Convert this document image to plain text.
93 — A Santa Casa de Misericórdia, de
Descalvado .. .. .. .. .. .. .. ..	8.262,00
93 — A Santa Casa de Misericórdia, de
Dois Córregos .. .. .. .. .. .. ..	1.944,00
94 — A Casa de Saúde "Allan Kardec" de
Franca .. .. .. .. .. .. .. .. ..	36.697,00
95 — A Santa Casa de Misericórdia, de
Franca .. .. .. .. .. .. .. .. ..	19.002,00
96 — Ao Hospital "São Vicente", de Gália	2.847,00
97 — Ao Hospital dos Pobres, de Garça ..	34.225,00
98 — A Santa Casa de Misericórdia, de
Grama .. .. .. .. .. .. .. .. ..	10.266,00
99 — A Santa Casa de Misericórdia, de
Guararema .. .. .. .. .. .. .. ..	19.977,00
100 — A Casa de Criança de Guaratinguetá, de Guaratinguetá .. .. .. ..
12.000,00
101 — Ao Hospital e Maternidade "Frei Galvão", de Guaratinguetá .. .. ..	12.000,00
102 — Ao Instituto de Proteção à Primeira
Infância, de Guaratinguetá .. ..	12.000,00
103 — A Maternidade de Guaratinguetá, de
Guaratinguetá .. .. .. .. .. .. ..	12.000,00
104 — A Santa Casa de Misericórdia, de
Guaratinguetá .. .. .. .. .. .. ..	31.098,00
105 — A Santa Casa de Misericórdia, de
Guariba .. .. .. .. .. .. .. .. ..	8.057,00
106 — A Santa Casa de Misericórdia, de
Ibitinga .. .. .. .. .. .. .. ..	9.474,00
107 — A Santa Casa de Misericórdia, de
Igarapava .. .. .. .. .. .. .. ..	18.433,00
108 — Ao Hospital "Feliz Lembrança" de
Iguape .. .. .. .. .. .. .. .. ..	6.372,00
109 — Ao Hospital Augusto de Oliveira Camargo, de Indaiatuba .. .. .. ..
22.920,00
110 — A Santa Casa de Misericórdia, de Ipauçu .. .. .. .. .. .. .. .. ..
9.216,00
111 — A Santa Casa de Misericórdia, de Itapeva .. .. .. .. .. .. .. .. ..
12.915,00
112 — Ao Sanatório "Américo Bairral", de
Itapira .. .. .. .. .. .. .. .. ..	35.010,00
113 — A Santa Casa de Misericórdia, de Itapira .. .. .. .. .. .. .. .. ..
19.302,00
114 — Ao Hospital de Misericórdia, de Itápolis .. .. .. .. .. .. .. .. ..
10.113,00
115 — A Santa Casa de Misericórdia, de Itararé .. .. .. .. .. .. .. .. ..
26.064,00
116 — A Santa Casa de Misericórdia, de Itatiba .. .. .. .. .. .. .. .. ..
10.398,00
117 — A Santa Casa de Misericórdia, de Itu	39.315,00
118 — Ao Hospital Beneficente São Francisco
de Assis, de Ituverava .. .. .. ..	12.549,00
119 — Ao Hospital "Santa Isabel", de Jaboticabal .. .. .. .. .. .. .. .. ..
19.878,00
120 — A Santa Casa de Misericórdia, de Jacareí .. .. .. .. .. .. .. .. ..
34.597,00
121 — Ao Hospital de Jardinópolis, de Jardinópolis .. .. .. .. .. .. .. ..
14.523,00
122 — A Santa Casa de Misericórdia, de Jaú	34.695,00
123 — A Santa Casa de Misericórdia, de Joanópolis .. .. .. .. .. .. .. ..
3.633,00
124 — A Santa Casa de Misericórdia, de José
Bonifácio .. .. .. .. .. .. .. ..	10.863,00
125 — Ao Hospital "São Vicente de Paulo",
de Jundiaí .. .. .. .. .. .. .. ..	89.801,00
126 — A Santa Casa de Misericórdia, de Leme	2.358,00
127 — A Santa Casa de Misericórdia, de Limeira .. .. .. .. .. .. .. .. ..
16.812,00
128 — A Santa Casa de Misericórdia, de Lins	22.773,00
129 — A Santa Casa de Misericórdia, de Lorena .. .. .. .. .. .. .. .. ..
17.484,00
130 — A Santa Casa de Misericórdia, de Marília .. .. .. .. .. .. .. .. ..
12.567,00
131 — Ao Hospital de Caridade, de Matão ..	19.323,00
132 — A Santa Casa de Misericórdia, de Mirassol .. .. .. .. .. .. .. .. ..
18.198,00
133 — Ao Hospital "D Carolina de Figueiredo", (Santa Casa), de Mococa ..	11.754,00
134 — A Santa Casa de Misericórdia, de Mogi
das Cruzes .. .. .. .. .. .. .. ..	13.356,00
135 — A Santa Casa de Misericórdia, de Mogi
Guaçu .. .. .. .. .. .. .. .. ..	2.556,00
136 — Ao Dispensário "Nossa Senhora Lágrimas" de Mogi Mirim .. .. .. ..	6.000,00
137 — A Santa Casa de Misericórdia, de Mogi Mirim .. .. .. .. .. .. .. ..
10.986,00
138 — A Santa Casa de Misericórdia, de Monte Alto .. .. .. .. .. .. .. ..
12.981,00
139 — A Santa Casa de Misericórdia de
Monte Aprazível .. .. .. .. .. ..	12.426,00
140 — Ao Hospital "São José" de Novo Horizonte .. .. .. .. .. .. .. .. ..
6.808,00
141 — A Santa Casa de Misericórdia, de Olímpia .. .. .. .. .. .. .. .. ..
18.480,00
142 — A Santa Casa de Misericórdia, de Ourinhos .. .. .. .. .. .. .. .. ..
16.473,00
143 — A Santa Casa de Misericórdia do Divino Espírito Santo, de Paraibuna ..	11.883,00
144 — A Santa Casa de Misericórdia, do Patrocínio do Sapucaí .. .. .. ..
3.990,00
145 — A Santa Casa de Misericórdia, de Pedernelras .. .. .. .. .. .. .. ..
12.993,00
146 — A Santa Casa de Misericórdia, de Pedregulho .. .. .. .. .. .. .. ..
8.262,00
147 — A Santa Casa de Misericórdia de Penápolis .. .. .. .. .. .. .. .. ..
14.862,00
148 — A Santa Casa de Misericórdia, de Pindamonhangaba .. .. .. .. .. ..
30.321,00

- Aim of the task -
Transcribe the material exactly as it reads.

- Correct answer -
Convert this document image to plain text.
93 — A Santa Casa de Misericórdia, de
Descalvado .. .. .. .. .. .. .. ..	8.262,00
93 — A Santa Casa de Misericórdia, de
Dois Córregos .. .. .. .. .. .. ..	1.944,00
94 — A Casa de Saúde "Allan Kardec" de
Franca .. .. .. .. .. .. .. .. ..	36.697,00
95 — A Santa Casa de Misericórdia, de
Franca .. .. .. .. .. .. .. .. ..	19.002,00
96 — Ao Hospital "São Vicente", de Gália	2.847,00
97 — Ao Hospital dos Pobres, de Garça ..	34.225,00
98 — A Santa Casa de Misericórdia, de
Grama .. .. .. .. .. .. .. .. ..	10.266,00
99 — A Santa Casa de Misericórdia, de
Guararema .. .. .. .. .. .. .. ..	19.977,00
100 — A Casa de Criança de Guaratinguetá, de Guaratinguetá .. .. .. ..
12.000,00
101 — Ao Hospital e Maternidade "Frei Galvão", de Guaratinguetá .. .. ..	12.000,00
102 — Ao Instituto de Proteção à Primeira
Infância, de Guaratinguetá .. ..	12.000,00
103 — A Maternidade de Guaratinguetá, de
Guaratinguetá .. .. .. .. .. .. ..	12.000,00
104 — A Santa Casa de Misericórdia, de
Guaratinguetá .. .. .. .. .. .. ..	31.098,00
105 — A Santa Casa de Misericórdia, de
Guariba .. .. .. .. .. .. .. .. ..	8.057,00
106 — A Santa Casa de Misericórdia, de
Ibitinga .. .. .. .. .. .. .. ..	9.474,00
107 — A Santa Casa de Misericórdia, de
Igarapava .. .. .. .. .. .. .. ..	18.433,00
108 — Ao Hospital "Feliz Lembrança" de
Iguape .. .. .. .. .. .. .. .. ..	6.372,00
109 — Ao Hospital Augusto de Oliveira Camargo, de Indaiatuba .. .. .. ..
22.920,00
110 — A Santa Casa de Misericórdia, de Ipauçu .. .. .. .. .. .. .. .. ..
9.216,00
111 — A Santa Casa de Misericórdia, de Itapeva .. .. .. .. .. .. .. .. ..
12.915,00
112 — Ao Sanatório "Américo Bairral", de
Itapira .. .. .. .. .. .. .. .. ..	35.010,00
113 — A Santa Casa de Misericórdia, de Itapira .. .. .. .. .. .. .. .. ..
19.302,00
114 — Ao Hospital de Misericórdia, de Itápolis .. .. .. .. .. .. .. .. ..
10.113,00
115 — A Santa Casa de Misericórdia, de Itararé .. .. .. .. .. .. .. .. ..
26.064,00
116 — A Santa Casa de Misericórdia, de Itatiba .. .. .. .. .. .. .. .. ..
10.398,00
117 — A Santa Casa de Misericórdia, de Itu	39.315,00
118 — Ao Hospital Beneficente São Francisco
de Assis, de Ituverava .. .. .. ..	12.549,00
119 — Ao Hospital "Santa Isabel", de Jaboticabal .. .. .. .. .. .. .. .. ..
19.878,00
120 — A Santa Casa de Misericórdia, de Jacareí .. .. .. .. .. .. .. .. ..
34.597,00
121 — Ao Hospital de Jardinópolis, de Jardinópolis .. .. .. .. .. .. .. ..
14.523,00
122 — A Santa Casa de Misericórdia, de Jaú	34.695,00
123 — A Santa Casa de Misericórdia, de Joanópolis .. .. .. .. .. .. .. ..
3.633,00
124 — A Santa Casa de Misericórdia, de José
Bonifácio .. .. .. .. .. .. .. ..	10.863,00
125 — Ao Hospital "São Vicente de Paulo",
de Jundiaí .. .. .. .. .. .. .. ..	89.801,00
126 — A Santa Casa de Misericórdia, de Leme	2.358,00
127 — A Santa Casa de Misericórdia, de Limeira .. .. .. .. .. .. .. .. ..
16.812,00
128 — A Santa Casa de Misericórdia, de Lins	22.773,00
129 — A Santa Casa de Misericórdia, de Lorena .. .. .. .. .. .. .. .. ..
17.484,00
130 — A Santa Casa de Misericórdia, de Marília .. .. .. .. .. .. .. .. ..
12.567,00
131 — Ao Hospital de Caridade, de Matão ..	19.323,00
132 — A Santa Casa de Misericórdia, de Mirassol .. .. .. .. .. .. .. .. ..
18.198,00
133 — Ao Hospital "D Carolina de Figueiredo", (Santa Casa), de Mococa ..	11.754,00
134 — A Santa Casa de Misericórdia, de Mogi
das Cruzes .. .. .. .. .. .. .. ..	13.356,00
135 — A Santa Casa de Misericórdia, de Mogi
Guaçu .. .. .. .. .. .. .. .. ..	2.556,00
136 — Ao Dispensário "Nossa Senhora Lágrimas" de Mogi Mirim .. .. .. ..	6.000,00
137 — A Santa Casa de Misericórdia, de Mogi Mirim .. .. .. .. .. .. .. ..
10.986,00
138 — A Santa Casa de Misericórdia, de Monte Alto .. .. .. .. .. .. .. ..
12.981,00
139 — A Santa Casa de Misericórdia de
Monte Aprazível .. .. .. .. .. ..	12.426,00
140 — Ao Hospital "São José" de Novo Horizonte .. .. .. .. .. .. .. .. ..
6.808,00
141 — A Santa Casa de Misericórdia, de Olímpia .. .. .. .. .. .. .. .. ..
18.480,00
142 — A Santa Casa de Misericórdia, de Ourinhos .. .. .. .. .. .. .. .. ..
16.473,00
143 — A Santa Casa de Misericórdia do Divino Espírito Santo, de Paraibuna ..	11.883,00
144 — A Santa Casa de Misericórdia, do Patrocínio do Sapucaí .. .. .. ..
3.990,00
145 — A Santa Casa de Misericórdia, de Pedernelras .. .. .. .. .. .. .. ..
12.993,00
146 — A Santa Casa de Misericórdia, de Pedregulho .. .. .. .. .. .. .. ..
8.262,00
147 — A Santa Casa de Misericórdia de Penápolis .. .. .. .. .. .. .. .. ..
14.862,00
148 — A Santa Casa de Misericórdia, de Pindamonhangaba .. .. .. .. .. ..
30.321,00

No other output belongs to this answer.